┌────────

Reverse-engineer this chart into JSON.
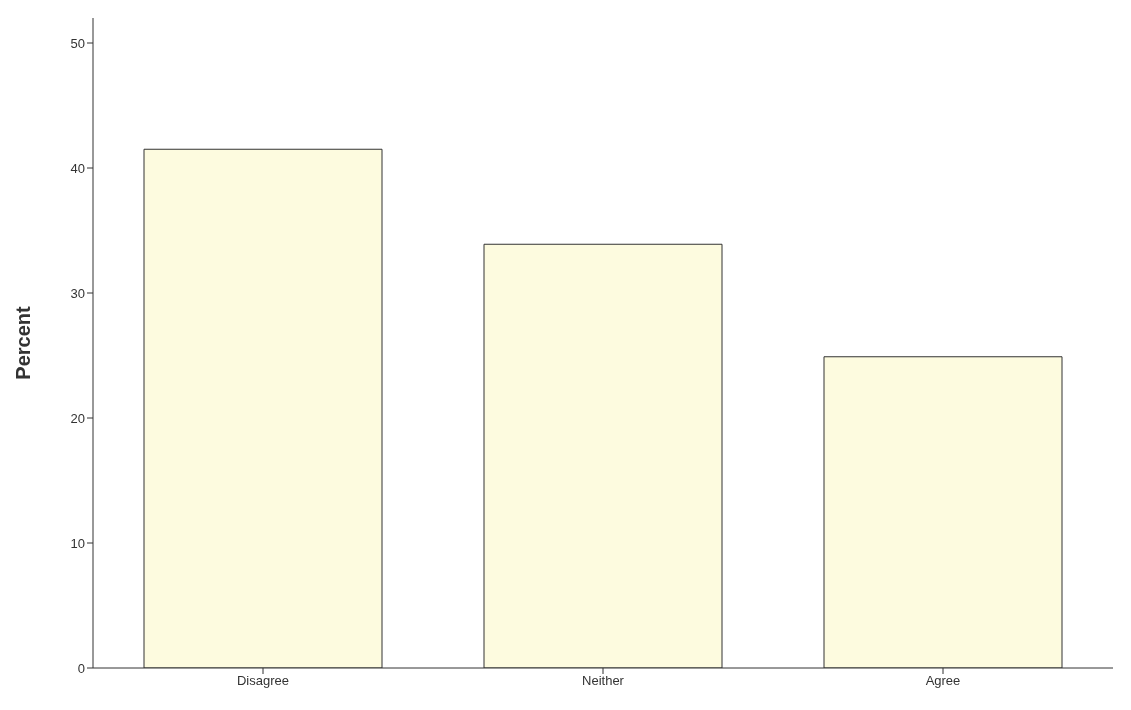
{
  "chart_data": {
    "type": "bar",
    "ylabel": "Percent",
    "categories": [
      "Disagree",
      "Neither",
      "Agree"
    ],
    "values": [
      41.5,
      33.9,
      24.9
    ],
    "color": "#fdfbdf",
    "ylim": [
      0,
      52
    ],
    "yticks": [
      0,
      10,
      20,
      30,
      40,
      50
    ],
    "grid": false
  }
}
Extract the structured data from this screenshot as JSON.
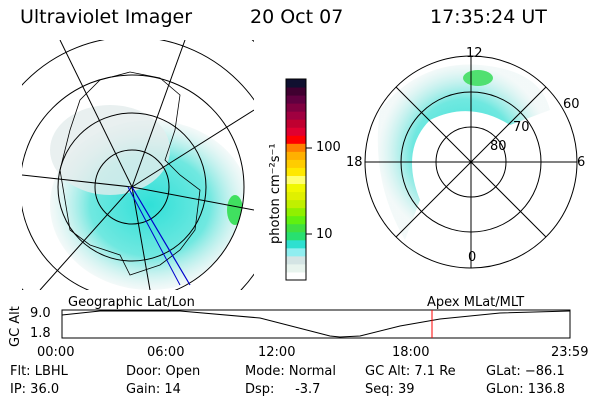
{
  "header": {
    "instrument": "Ultraviolet Imager",
    "date": "20 Oct 07",
    "time": "17:35:24 UT"
  },
  "colorbar": {
    "label": "photon cm⁻²s⁻¹",
    "ticks": [
      "100",
      "10"
    ],
    "colors": [
      "#ffffff",
      "#e8f4ee",
      "#d4e4e4",
      "#90eef0",
      "#2ee0d0",
      "#28e070",
      "#40e040",
      "#60f010",
      "#90f000",
      "#c0f000",
      "#e0f000",
      "#f0f800",
      "#ffff70",
      "#ffe800",
      "#ffcc00",
      "#ffb000",
      "#ff8000",
      "#ff0000",
      "#e00030",
      "#c00030",
      "#a00040",
      "#800040",
      "#600040",
      "#400030",
      "#101030"
    ]
  },
  "left_plot": {
    "label": "Geographic Lat/Lon"
  },
  "right_plot": {
    "label": "Apex MLat/MLT",
    "mlt_labels": {
      "top": "12",
      "left": "18",
      "right": "6",
      "bottom": "0"
    },
    "lat_labels": [
      "60",
      "70",
      "80"
    ]
  },
  "timeline": {
    "ylabel": "GC Alt",
    "yticks": [
      "9.0",
      "1.8"
    ],
    "xticks": [
      "00:00",
      "06:00",
      "12:00",
      "18:00",
      "23:59"
    ],
    "current_time_color": "#ff0000"
  },
  "info": {
    "flt": "Flt: LBHL",
    "ip": "IP: 36.0",
    "door": "Door: Open",
    "gain": "Gain: 14",
    "mode": "Mode: Normal",
    "dsp": "Dsp:     -3.7",
    "gcalt": "GC Alt: 7.1 Re",
    "seq": "Seq: 39",
    "glat": "GLat: −86.1",
    "glon": "GLon: 136.8"
  }
}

└────────

Copy every line above in which the string "this" shows up.

» RESULT:
Reverse-engineer this chart into JSON.
Extract the structured data from this screenshot as JSON.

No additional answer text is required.